[INPUT ROWS]:
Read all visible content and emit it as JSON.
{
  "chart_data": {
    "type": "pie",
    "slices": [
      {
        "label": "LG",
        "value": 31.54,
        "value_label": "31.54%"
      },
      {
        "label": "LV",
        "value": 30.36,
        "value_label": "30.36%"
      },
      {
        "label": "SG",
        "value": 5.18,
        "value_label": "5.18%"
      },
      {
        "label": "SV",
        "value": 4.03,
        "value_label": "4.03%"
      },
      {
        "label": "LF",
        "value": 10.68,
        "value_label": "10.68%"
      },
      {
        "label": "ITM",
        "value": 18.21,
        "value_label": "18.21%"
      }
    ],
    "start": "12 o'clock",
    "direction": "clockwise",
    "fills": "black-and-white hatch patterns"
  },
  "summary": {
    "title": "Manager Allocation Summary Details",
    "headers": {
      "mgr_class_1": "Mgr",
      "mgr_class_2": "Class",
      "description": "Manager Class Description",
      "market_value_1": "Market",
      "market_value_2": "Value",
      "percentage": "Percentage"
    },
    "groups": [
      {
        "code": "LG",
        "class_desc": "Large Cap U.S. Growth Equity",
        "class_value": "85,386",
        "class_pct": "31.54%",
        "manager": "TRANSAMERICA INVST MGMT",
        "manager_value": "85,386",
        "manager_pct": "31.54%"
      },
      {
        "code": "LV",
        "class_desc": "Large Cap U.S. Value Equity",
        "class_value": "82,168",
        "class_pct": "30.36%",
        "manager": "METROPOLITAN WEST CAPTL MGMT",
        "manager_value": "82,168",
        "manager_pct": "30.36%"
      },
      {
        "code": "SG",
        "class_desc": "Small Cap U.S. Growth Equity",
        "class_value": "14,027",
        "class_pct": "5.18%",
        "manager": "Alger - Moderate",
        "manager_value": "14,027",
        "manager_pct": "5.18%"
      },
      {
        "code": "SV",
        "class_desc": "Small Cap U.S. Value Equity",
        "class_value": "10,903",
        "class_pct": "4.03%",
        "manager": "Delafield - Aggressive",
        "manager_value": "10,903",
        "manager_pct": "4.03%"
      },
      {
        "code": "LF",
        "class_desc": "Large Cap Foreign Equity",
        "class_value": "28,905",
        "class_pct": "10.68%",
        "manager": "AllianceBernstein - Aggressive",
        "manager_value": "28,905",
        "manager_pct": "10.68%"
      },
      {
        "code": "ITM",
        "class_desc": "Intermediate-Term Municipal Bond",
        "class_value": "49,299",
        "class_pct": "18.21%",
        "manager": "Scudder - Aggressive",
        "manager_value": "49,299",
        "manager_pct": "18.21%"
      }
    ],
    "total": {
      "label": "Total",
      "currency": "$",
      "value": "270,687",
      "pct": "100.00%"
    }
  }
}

[OBJECTIVE]: Determine how many lines include the string "Equity". Give no answer but the number.

[TASK SOLUTION]: 5